[Given problem]: Output the full listing below exactly, without the pictures.

--

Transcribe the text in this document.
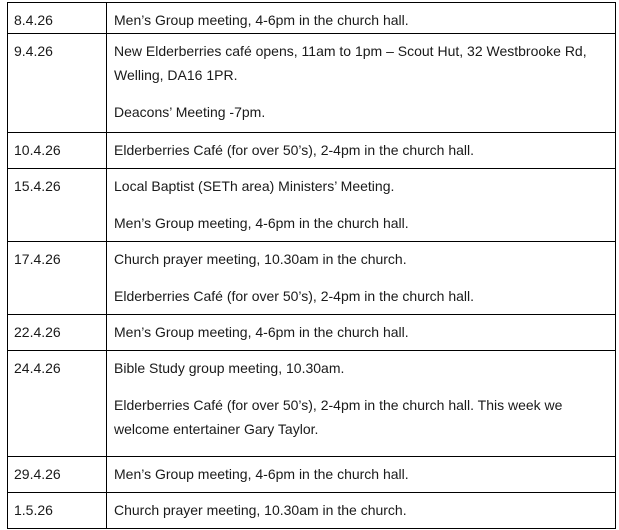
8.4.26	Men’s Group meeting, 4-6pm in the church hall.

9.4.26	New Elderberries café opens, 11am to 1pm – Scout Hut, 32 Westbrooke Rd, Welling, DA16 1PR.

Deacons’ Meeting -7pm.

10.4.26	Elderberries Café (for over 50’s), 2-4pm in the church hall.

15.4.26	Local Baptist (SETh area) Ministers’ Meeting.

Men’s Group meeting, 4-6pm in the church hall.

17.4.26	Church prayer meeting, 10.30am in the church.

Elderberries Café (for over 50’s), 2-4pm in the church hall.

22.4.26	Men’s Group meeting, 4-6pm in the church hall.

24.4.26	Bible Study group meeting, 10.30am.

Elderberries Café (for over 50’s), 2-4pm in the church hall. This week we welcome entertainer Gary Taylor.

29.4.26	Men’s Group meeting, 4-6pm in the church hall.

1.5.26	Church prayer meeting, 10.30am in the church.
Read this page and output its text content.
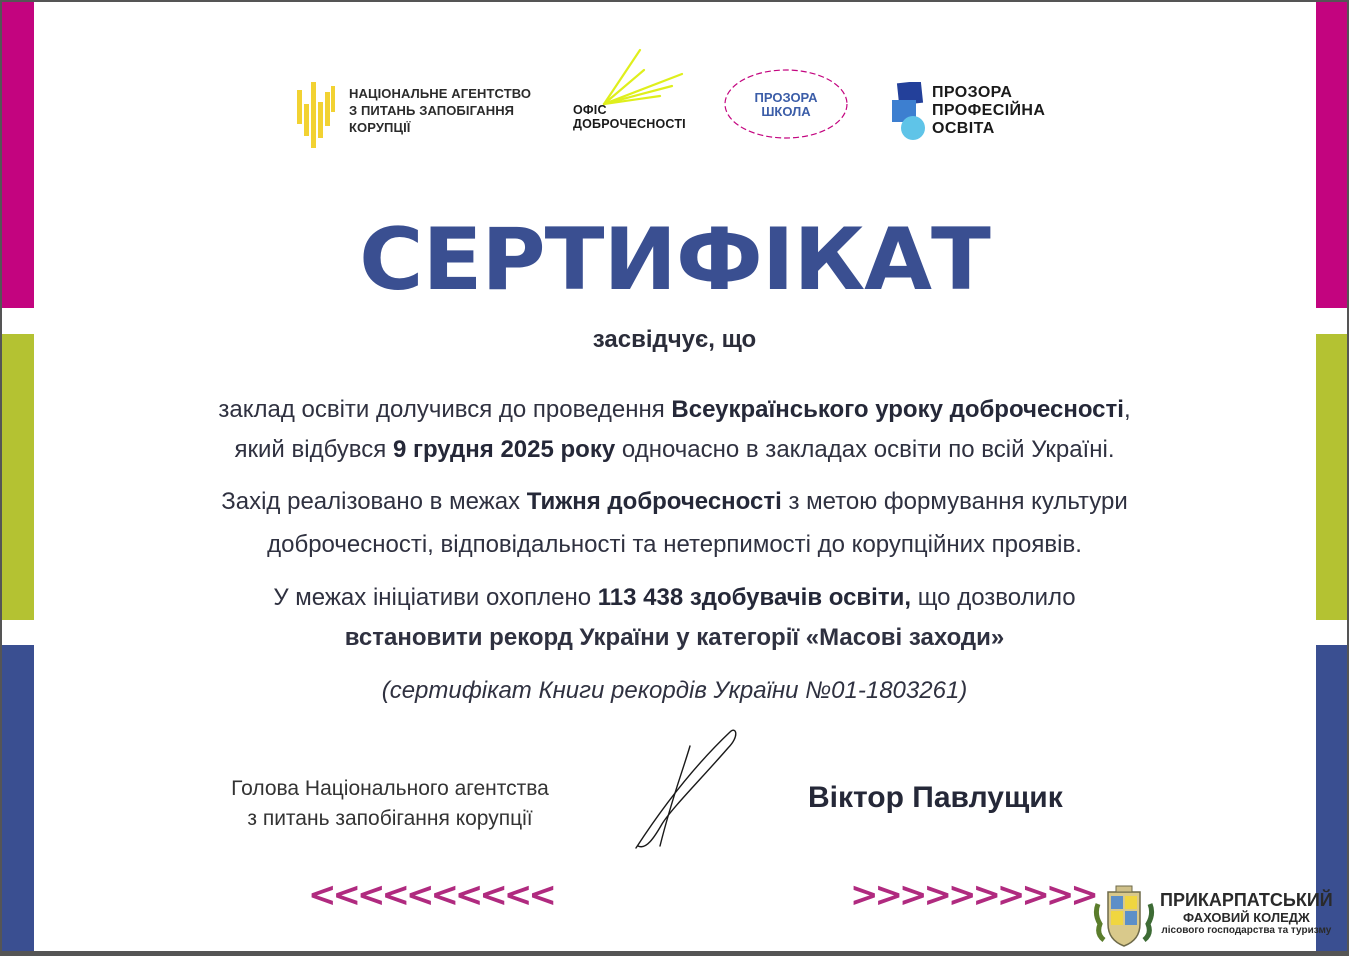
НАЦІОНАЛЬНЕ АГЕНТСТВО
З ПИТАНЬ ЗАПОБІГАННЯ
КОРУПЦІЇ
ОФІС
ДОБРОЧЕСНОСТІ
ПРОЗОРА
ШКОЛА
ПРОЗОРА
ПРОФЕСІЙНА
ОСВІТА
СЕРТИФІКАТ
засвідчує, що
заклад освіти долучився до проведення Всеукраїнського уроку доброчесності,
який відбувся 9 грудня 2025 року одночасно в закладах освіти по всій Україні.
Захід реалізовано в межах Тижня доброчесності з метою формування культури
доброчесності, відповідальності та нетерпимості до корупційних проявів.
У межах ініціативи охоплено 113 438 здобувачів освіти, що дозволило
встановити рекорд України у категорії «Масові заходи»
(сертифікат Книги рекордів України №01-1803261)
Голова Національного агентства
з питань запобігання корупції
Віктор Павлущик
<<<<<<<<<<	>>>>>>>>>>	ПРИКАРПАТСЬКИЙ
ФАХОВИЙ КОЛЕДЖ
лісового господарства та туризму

--

[Task solution]:
Transcribe the text in this document.
8.4.26	Men’s Group meeting, 4-6pm in the church hall.

9.4.26	New Elderberries café opens, 11am to 1pm – Scout Hut, 32 Westbrooke Rd, Welling, DA16 1PR.

Deacons’ Meeting -7pm.

10.4.26	Elderberries Café (for over 50’s), 2-4pm in the church hall.

15.4.26	Local Baptist (SETh area) Ministers’ Meeting.

Men’s Group meeting, 4-6pm in the church hall.

17.4.26	Church prayer meeting, 10.30am in the church.

Elderberries Café (for over 50’s), 2-4pm in the church hall.

22.4.26	Men’s Group meeting, 4-6pm in the church hall.

24.4.26	Bible Study group meeting, 10.30am.

Elderberries Café (for over 50’s), 2-4pm in the church hall. This week we welcome entertainer Gary Taylor.

29.4.26	Men’s Group meeting, 4-6pm in the church hall.

1.5.26	Church prayer meeting, 10.30am in the church.
Read this page and output its text content.
НАЦІОНАЛЬНЕ АГЕНТСТВО
З ПИТАНЬ ЗАПОБІГАННЯ
КОРУПЦІЇ
ОФІС
ДОБРОЧЕСНОСТІ
ПРОЗОРА
ШКОЛА
ПРОЗОРА
ПРОФЕСІЙНА
ОСВІТА
СЕРТИФІКАТ
засвідчує, що
заклад освіти долучився до проведення Всеукраїнського уроку доброчесності,
який відбувся 9 грудня 2025 року одночасно в закладах освіти по всій Україні.
Захід реалізовано в межах Тижня доброчесності з метою формування культури
доброчесності, відповідальності та нетерпимості до корупційних проявів.
У межах ініціативи охоплено 113 438 здобувачів освіти, що дозволило
встановити рекорд України у категорії «Масові заходи»
(сертифікат Книги рекордів України №01-1803261)
Голова Національного агентства
з питань запобігання корупції
Віктор Павлущик
<<<<<<<<<<	>>>>>>>>>>	ПРИКАРПАТСЬКИЙ
ФАХОВИЙ КОЛЕДЖ
лісового господарства та туризму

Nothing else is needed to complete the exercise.